Data listing
* * * * * * * * *

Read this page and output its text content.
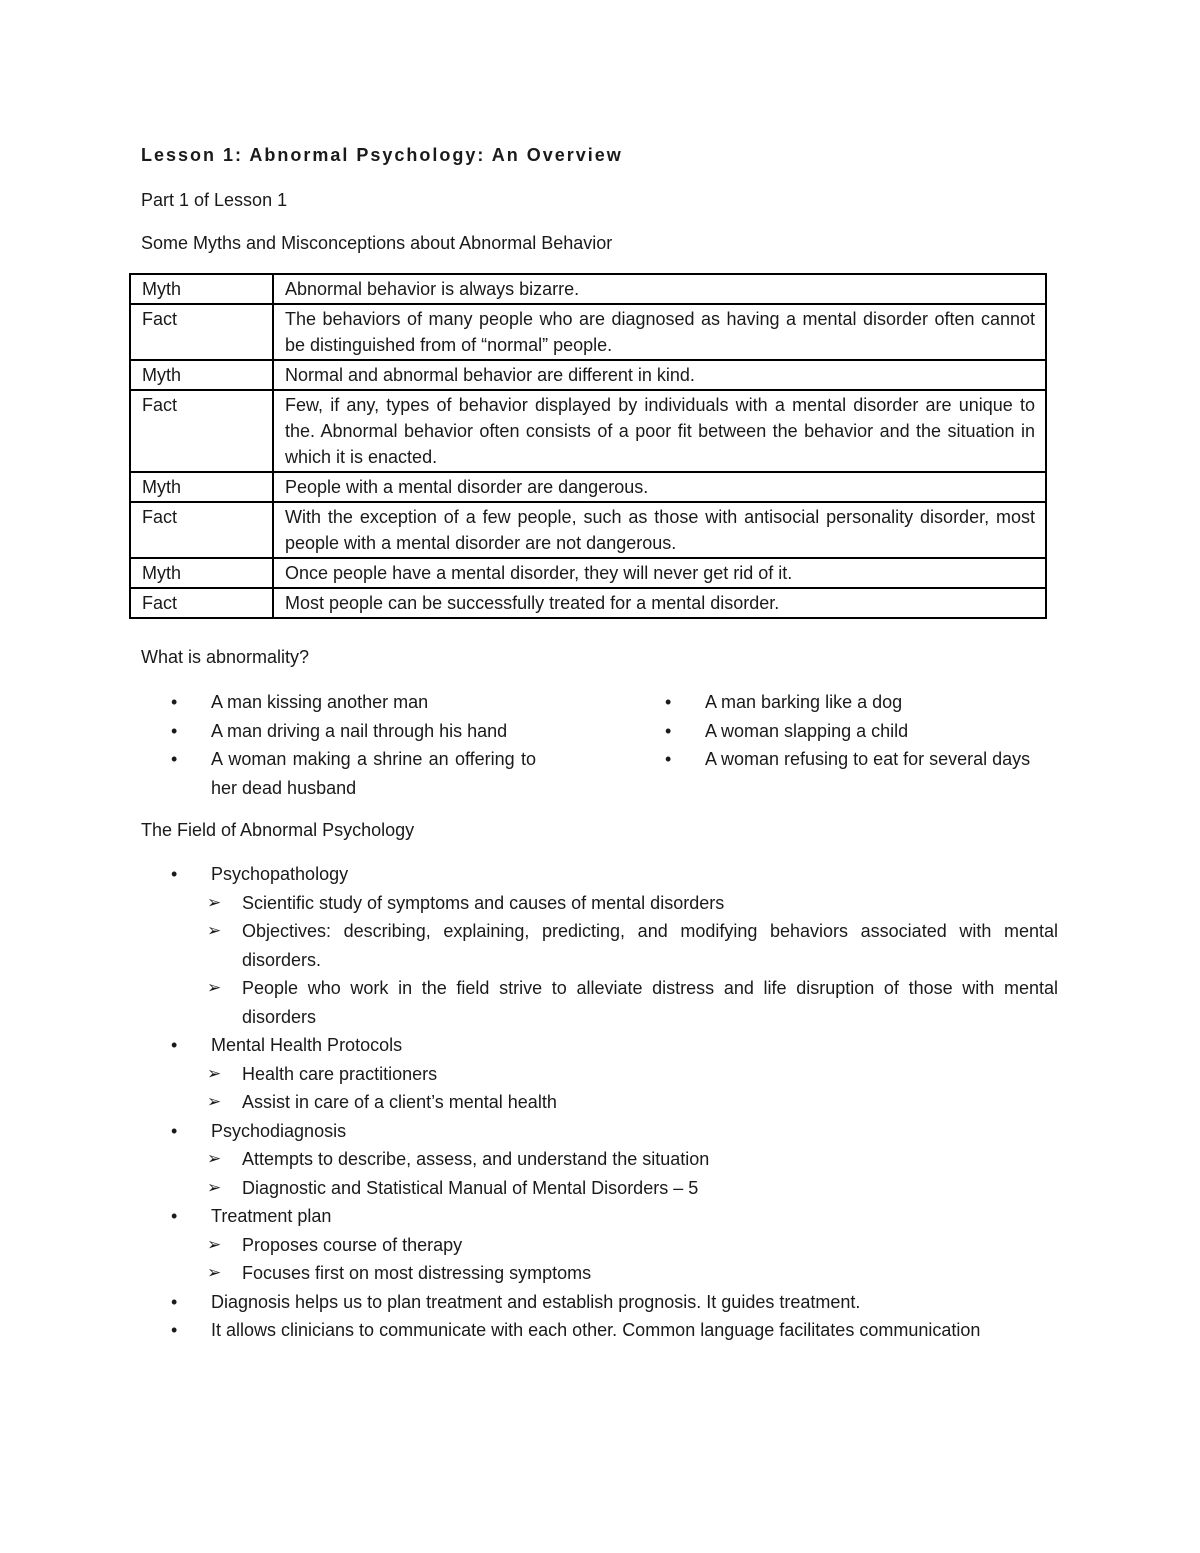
Lesson 1: Abnormal Psychology: An Overview
Part 1 of Lesson 1
Some Myths and Misconceptions about Abnormal Behavior
Myth	Abnormal behavior is always bizarre.
Fact	The behaviors of many people who are diagnosed as having a mental disorder often cannot be distinguished from of “normal” people.
Myth	Normal and abnormal behavior are different in kind.
Fact	Few, if any, types of behavior displayed by individuals with a mental disorder are unique to the. Abnormal behavior often consists of a poor fit between the behavior and the situation in which it is enacted.
Myth	People with a mental disorder are dangerous.
Fact	With the exception of a few people, such as those with antisocial personality disorder, most people with a mental disorder are not dangerous.
Myth	Once people have a mental disorder, they will never get rid of it.
Fact	Most people can be successfully treated for a mental disorder.
What is abnormality?
•	A man kissing another man
•	A man driving a nail through his hand
•	A woman making a shrine an offering to her dead husband
•	A man barking like a dog
•	A woman slapping a child
•	A woman refusing to eat for several days
The Field of Abnormal Psychology
•	Psychopathology
➢ Scientific study of symptoms and causes of mental disorders
➢ Objectives: describing, explaining, predicting, and modifying behaviors associated with mental disorders.
➢ People who work in the field strive to alleviate distress and life disruption of those with mental disorders
•	Mental Health Protocols
➢ Health care practitioners
➢ Assist in care of a client’s mental health
•	Psychodiagnosis
➢ Attempts to describe, assess, and understand the situation
➢ Diagnostic and Statistical Manual of Mental Disorders – 5
•	Treatment plan
➢ Proposes course of therapy
➢ Focuses first on most distressing symptoms
•	Diagnosis helps us to plan treatment and establish prognosis. It guides treatment.
•	It allows clinicians to communicate with each other. Common language facilitates communication
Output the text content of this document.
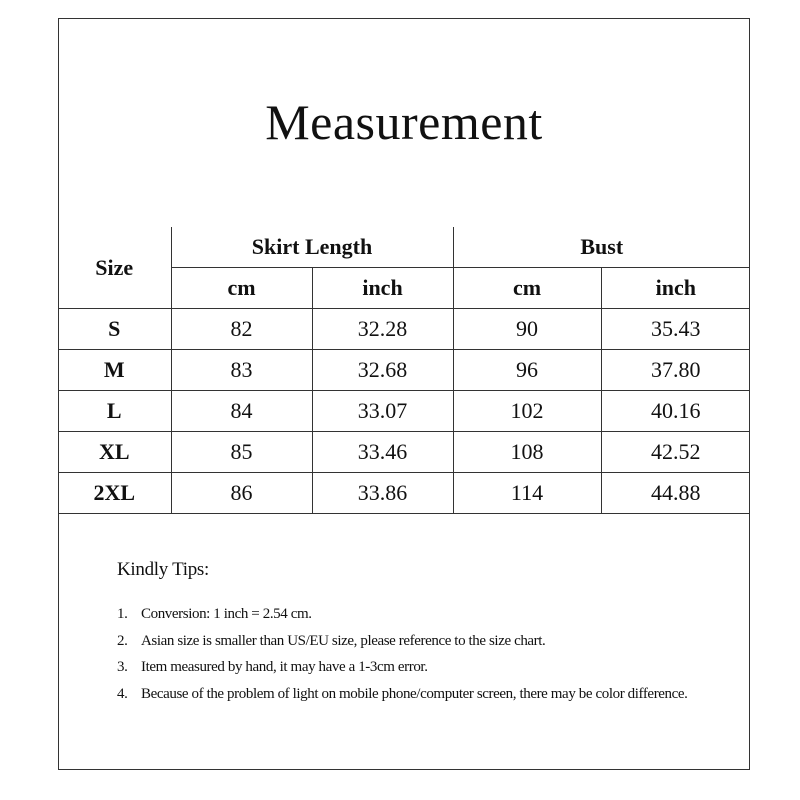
Measurement
Size	Skirt Length		Bust	
	cm	inch	cm	inch
S	82	32.28	90	35.43
M	83	32.68	96	37.80
L	84	33.07	102	40.16
XL	85	33.46	108	42.52
2XL	86	33.86	114	44.88

Kindly Tips:

1. Conversion: 1 inch = 2.54 cm.
2. Asian size is smaller than US/EU size, please reference to the size chart.
3. Item measured by hand, it may have a 1-3cm error.
4. Because of the problem of light on mobile phone/computer screen, there may be color difference.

* * * * * * * * *

INSTRUCTIONS TO FOLLOW ▸
Which lines above hold the word "plan"? Copy each of them.

SOLUTION FOR THIS PROBLEM ▸
•	Treatment plan
•	Diagnosis helps us to plan treatment and establish prognosis. It guides treatment.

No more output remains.